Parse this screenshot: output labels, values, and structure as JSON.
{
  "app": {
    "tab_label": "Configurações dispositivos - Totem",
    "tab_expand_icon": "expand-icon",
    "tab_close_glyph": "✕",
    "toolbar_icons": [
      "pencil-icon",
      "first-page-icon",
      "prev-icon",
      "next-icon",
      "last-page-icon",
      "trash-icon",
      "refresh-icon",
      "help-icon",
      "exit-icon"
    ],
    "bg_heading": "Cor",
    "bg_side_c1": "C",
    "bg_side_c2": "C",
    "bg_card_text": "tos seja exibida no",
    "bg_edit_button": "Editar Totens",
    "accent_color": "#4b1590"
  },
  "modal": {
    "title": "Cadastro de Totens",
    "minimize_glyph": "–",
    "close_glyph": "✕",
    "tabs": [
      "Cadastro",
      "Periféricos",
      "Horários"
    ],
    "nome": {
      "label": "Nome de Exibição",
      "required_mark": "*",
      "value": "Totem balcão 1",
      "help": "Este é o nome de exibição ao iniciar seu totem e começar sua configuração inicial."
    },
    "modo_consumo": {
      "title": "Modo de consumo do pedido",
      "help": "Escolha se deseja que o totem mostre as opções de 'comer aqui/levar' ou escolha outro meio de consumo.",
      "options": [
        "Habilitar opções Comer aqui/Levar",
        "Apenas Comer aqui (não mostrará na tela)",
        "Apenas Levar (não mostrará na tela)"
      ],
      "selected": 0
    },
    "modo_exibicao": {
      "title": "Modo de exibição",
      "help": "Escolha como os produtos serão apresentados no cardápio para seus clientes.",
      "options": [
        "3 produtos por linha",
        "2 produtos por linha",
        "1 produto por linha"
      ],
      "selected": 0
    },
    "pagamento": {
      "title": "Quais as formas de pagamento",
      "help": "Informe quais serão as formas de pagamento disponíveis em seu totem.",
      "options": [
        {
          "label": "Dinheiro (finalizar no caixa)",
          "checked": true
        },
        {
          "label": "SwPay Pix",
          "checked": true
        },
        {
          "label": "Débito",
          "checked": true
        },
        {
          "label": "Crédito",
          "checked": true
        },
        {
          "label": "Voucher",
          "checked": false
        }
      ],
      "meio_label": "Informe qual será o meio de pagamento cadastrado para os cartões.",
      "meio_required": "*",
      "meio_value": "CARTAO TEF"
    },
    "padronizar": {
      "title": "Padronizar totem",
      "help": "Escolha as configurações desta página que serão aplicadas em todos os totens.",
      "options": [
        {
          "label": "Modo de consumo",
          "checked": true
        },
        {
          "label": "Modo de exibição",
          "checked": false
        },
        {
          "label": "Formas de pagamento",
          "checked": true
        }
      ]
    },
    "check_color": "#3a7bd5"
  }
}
########################################
Nothing in the listing may be changed; retype it all exactly.

Parse this screenshot: output labels, values, and structure as JSON.
{
  "app": {
    "tab_label": "Configurações dispositivos - Totem",
    "tab_expand_icon": "expand-icon",
    "tab_close_glyph": "✕",
    "toolbar_icons": [
      "pencil-icon",
      "first-page-icon",
      "prev-icon",
      "next-icon",
      "last-page-icon",
      "trash-icon",
      "refresh-icon",
      "help-icon",
      "exit-icon"
    ],
    "bg_heading": "Cor",
    "bg_side_c1": "C",
    "bg_side_c2": "C",
    "bg_card_text": "tos seja exibida no",
    "bg_edit_button": "Editar Totens",
    "accent_color": "#4b1590"
  },
  "modal": {
    "title": "Cadastro de Totens",
    "minimize_glyph": "–",
    "close_glyph": "✕",
    "tabs": [
      "Cadastro",
      "Periféricos",
      "Horários"
    ],
    "nome": {
      "label": "Nome de Exibição",
      "required_mark": "*",
      "value": "Totem balcão 1",
      "help": "Este é o nome de exibição ao iniciar seu totem e começar sua configuração inicial."
    },
    "modo_consumo": {
      "title": "Modo de consumo do pedido",
      "help": "Escolha se deseja que o totem mostre as opções de 'comer aqui/levar' ou escolha outro meio de consumo.",
      "options": [
        "Habilitar opções Comer aqui/Levar",
        "Apenas Comer aqui (não mostrará na tela)",
        "Apenas Levar (não mostrará na tela)"
      ],
      "selected": 0
    },
    "modo_exibicao": {
      "title": "Modo de exibição",
      "help": "Escolha como os produtos serão apresentados no cardápio para seus clientes.",
      "options": [
        "3 produtos por linha",
        "2 produtos por linha",
        "1 produto por linha"
      ],
      "selected": 0
    },
    "pagamento": {
      "title": "Quais as formas de pagamento",
      "help": "Informe quais serão as formas de pagamento disponíveis em seu totem.",
      "options": [
        {
          "label": "Dinheiro (finalizar no caixa)",
          "checked": true
        },
        {
          "label": "SwPay Pix",
          "checked": true
        },
        {
          "label": "Débito",
          "checked": true
        },
        {
          "label": "Crédito",
          "checked": true
        },
        {
          "label": "Voucher",
          "checked": false
        }
      ],
      "meio_label": "Informe qual será o meio de pagamento cadastrado para os cartões.",
      "meio_required": "*",
      "meio_value": "CARTAO TEF"
    },
    "padronizar": {
      "title": "Padronizar totem",
      "help": "Escolha as configurações desta página que serão aplicadas em todos os totens.",
      "options": [
        {
          "label": "Modo de consumo",
          "checked": true
        },
        {
          "label": "Modo de exibição",
          "checked": false
        },
        {
          "label": "Formas de pagamento",
          "checked": true
        }
      ]
    },
    "check_color": "#3a7bd5"
  }
}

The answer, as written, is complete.